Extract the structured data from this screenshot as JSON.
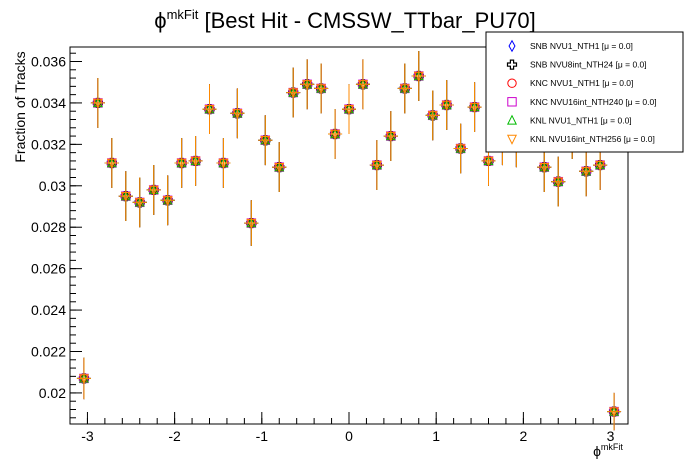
{
  "chart_data": {
    "type": "scatter",
    "title": {
      "symbol": "ϕ",
      "superscript": "mkFit",
      "text": " [Best Hit - CMSSW_TTbar_PU70]"
    },
    "xlabel": {
      "symbol": "ϕ",
      "superscript": "mkFit"
    },
    "ylabel": "Fraction of Tracks",
    "xlim": [
      -3.2,
      3.2
    ],
    "ylim": [
      0.0185,
      0.0367
    ],
    "x_ticks": [
      -3,
      -2,
      -1,
      0,
      1,
      2,
      3
    ],
    "x_tick_labels": [
      "-3",
      "-2",
      "-1",
      "0",
      "1",
      "2",
      "3"
    ],
    "y_ticks": [
      0.02,
      0.022,
      0.024,
      0.026,
      0.028,
      0.03,
      0.032,
      0.034,
      0.036
    ],
    "y_tick_labels": [
      "0.02",
      "0.022",
      "0.024",
      "0.026",
      "0.028",
      "0.03",
      "0.032",
      "0.034",
      "0.036"
    ],
    "grid": false,
    "legend_position": "top-right",
    "x": [
      -3.04,
      -2.88,
      -2.72,
      -2.56,
      -2.4,
      -2.24,
      -2.08,
      -1.92,
      -1.76,
      -1.6,
      -1.44,
      -1.28,
      -1.12,
      -0.96,
      -0.8,
      -0.64,
      -0.48,
      -0.32,
      -0.16,
      0.0,
      0.16,
      0.32,
      0.48,
      0.64,
      0.8,
      0.96,
      1.12,
      1.28,
      1.44,
      1.6,
      1.76,
      1.92,
      2.08,
      2.24,
      2.4,
      2.56,
      2.72,
      2.88,
      3.04
    ],
    "x_errors": 0.08,
    "y_values": [
      0.0207,
      0.034,
      0.0311,
      0.0295,
      0.0292,
      0.0298,
      0.0293,
      0.0311,
      0.0312,
      0.0337,
      0.0311,
      0.0335,
      0.0282,
      0.0322,
      0.0309,
      0.0345,
      0.0349,
      0.0347,
      0.0325,
      0.0337,
      0.0349,
      0.031,
      0.0324,
      0.0347,
      0.0353,
      0.0334,
      0.0339,
      0.0318,
      0.0338,
      0.0312,
      0.0322,
      0.0321,
      0.0331,
      0.0309,
      0.0302,
      0.0325,
      0.0307,
      0.031,
      0.0191
    ],
    "y_errors": [
      0.001,
      0.0012,
      0.0012,
      0.0012,
      0.0012,
      0.0012,
      0.0012,
      0.0012,
      0.0012,
      0.0012,
      0.0012,
      0.0012,
      0.0011,
      0.0012,
      0.0012,
      0.0012,
      0.0012,
      0.0012,
      0.0012,
      0.0012,
      0.0012,
      0.0012,
      0.0012,
      0.0012,
      0.0012,
      0.0012,
      0.0012,
      0.0012,
      0.0012,
      0.0012,
      0.0012,
      0.0012,
      0.0012,
      0.0012,
      0.0012,
      0.0012,
      0.0012,
      0.0012,
      0.0009
    ],
    "series": [
      {
        "name": "SNB NVU1_NTH1 [μ =  0.0]",
        "color": "#0000ff",
        "marker": "diamond-open"
      },
      {
        "name": "SNB NVU8int_NTH24 [μ =  0.0]",
        "color": "#000000",
        "marker": "cross-open"
      },
      {
        "name": "KNC NVU1_NTH1 [μ =  0.0]",
        "color": "#ff0000",
        "marker": "circle-open"
      },
      {
        "name": "KNC NVU16int_NTH240 [μ =  0.0]",
        "color": "#cc00cc",
        "marker": "square-open"
      },
      {
        "name": "KNL NVU1_NTH1 [μ =  0.0]",
        "color": "#00bb00",
        "marker": "triangle-up-open"
      },
      {
        "name": "KNL NVU16int_NTH256 [μ =  0.0]",
        "color": "#ff8800",
        "marker": "triangle-down-open"
      }
    ]
  }
}
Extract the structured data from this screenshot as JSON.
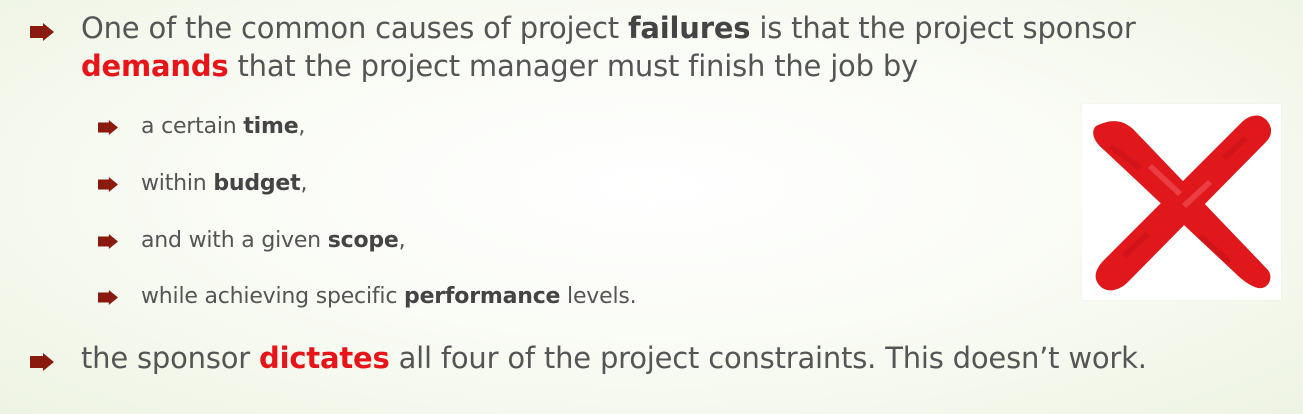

※

GIVEN PROBLEM -> Search the records for the string "triangle" and return every line in which it occurs.

RESPONSE ->
        "marker": "triangle-up-open"
        "marker": "triangle-down-open"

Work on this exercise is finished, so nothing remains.